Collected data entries
————

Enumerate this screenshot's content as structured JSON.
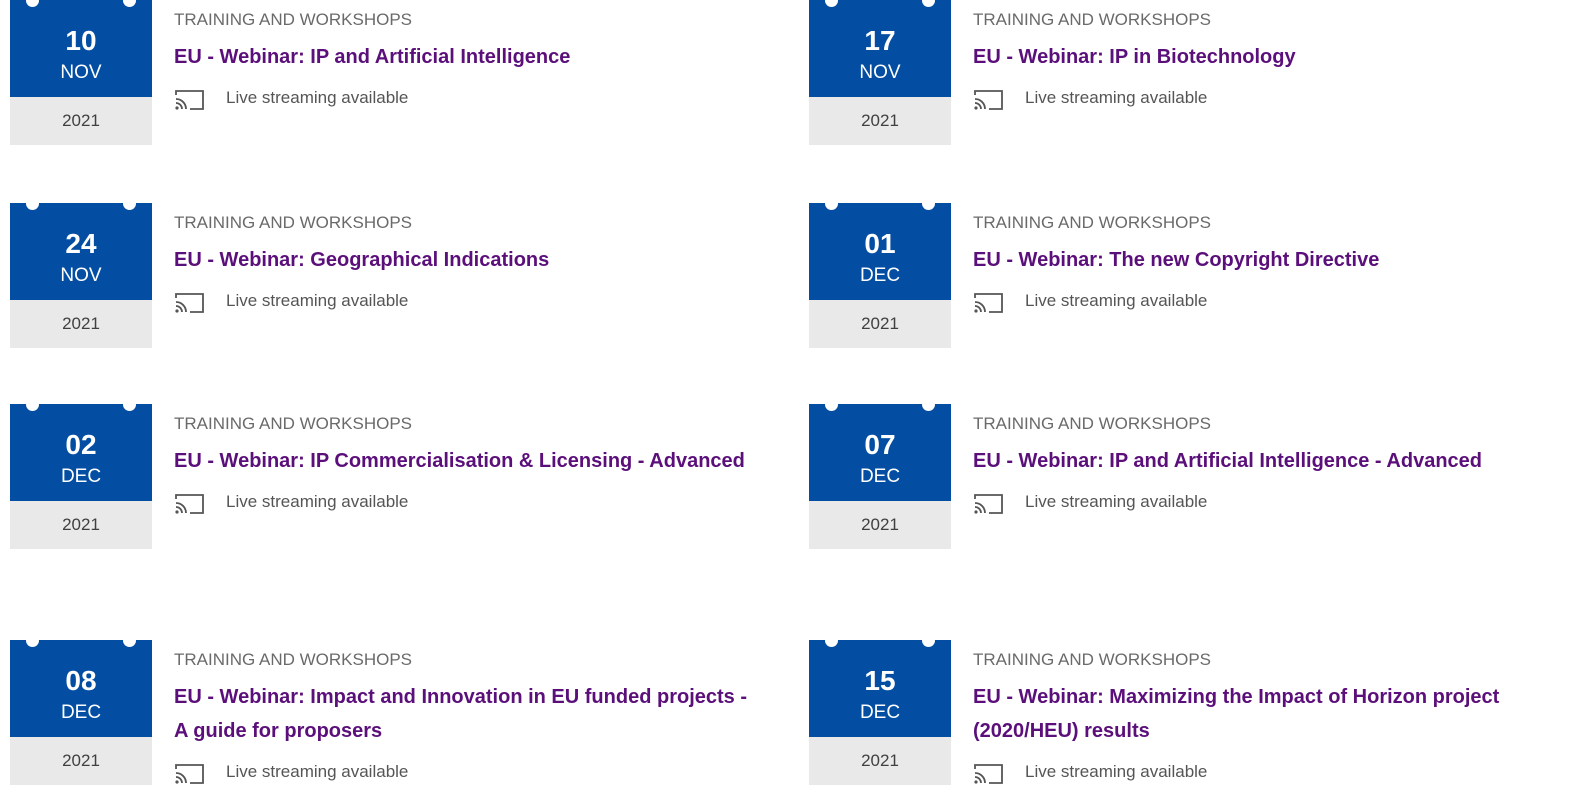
{
  "events": [
    {
      "category": "TRAINING AND WORKSHOPS",
      "day": "10",
      "month": "NOV",
      "year": "2021",
      "title": "EU - Webinar: IP and Artificial Intelligence",
      "stream": "Live streaming available"
    },
    {
      "category": "TRAINING AND WORKSHOPS",
      "day": "17",
      "month": "NOV",
      "year": "2021",
      "title": "EU - Webinar: IP in Biotechnology",
      "stream": "Live streaming available"
    },
    {
      "category": "TRAINING AND WORKSHOPS",
      "day": "24",
      "month": "NOV",
      "year": "2021",
      "title": "EU - Webinar: Geographical Indications",
      "stream": "Live streaming available"
    },
    {
      "category": "TRAINING AND WORKSHOPS",
      "day": "01",
      "month": "DEC",
      "year": "2021",
      "title": "EU - Webinar: The new Copyright Directive",
      "stream": "Live streaming available"
    },
    {
      "category": "TRAINING AND WORKSHOPS",
      "day": "02",
      "month": "DEC",
      "year": "2021",
      "title": "EU - Webinar: IP Commercialisation & Licensing - Advanced",
      "stream": "Live streaming available"
    },
    {
      "category": "TRAINING AND WORKSHOPS",
      "day": "07",
      "month": "DEC",
      "year": "2021",
      "title": "EU - Webinar: IP and Artificial Intelligence - Advanced",
      "stream": "Live streaming available"
    },
    {
      "category": "TRAINING AND WORKSHOPS",
      "day": "08",
      "month": "DEC",
      "year": "2021",
      "title": "EU - Webinar: Impact and Innovation in EU funded projects - A guide for proposers",
      "stream": "Live streaming available"
    },
    {
      "category": "TRAINING AND WORKSHOPS",
      "day": "15",
      "month": "DEC",
      "year": "2021",
      "title": "EU - Webinar: Maximizing the Impact of Horizon project (2020/HEU) results",
      "stream": "Live streaming available"
    }
  ],
  "icons": {
    "stream": "cast-icon"
  },
  "colors": {
    "calendar_header": "#034ea2",
    "calendar_year_bg": "#e9e9e9",
    "title_link": "#5b0f7a",
    "category_text": "#6a6a6a"
  }
}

————

__Exercise task__
Copy out every line holding the string "Webinar".

__Answer to this problem__
      "title": "EU - Webinar: IP and Artificial Intelligence",
      "title": "EU - Webinar: IP in Biotechnology",
      "title": "EU - Webinar: Geographical Indications",
      "title": "EU - Webinar: The new Copyright Directive",
      "title": "EU - Webinar: IP Commercialisation & Licensing - Advanced",
      "title": "EU - Webinar: IP and Artificial Intelligence - Advanced",
      "title": "EU - Webinar: Impact and Innovation in EU funded projects - A guide for proposers",
      "title": "EU - Webinar: Maximizing the Impact of Horizon project (2020/HEU) results",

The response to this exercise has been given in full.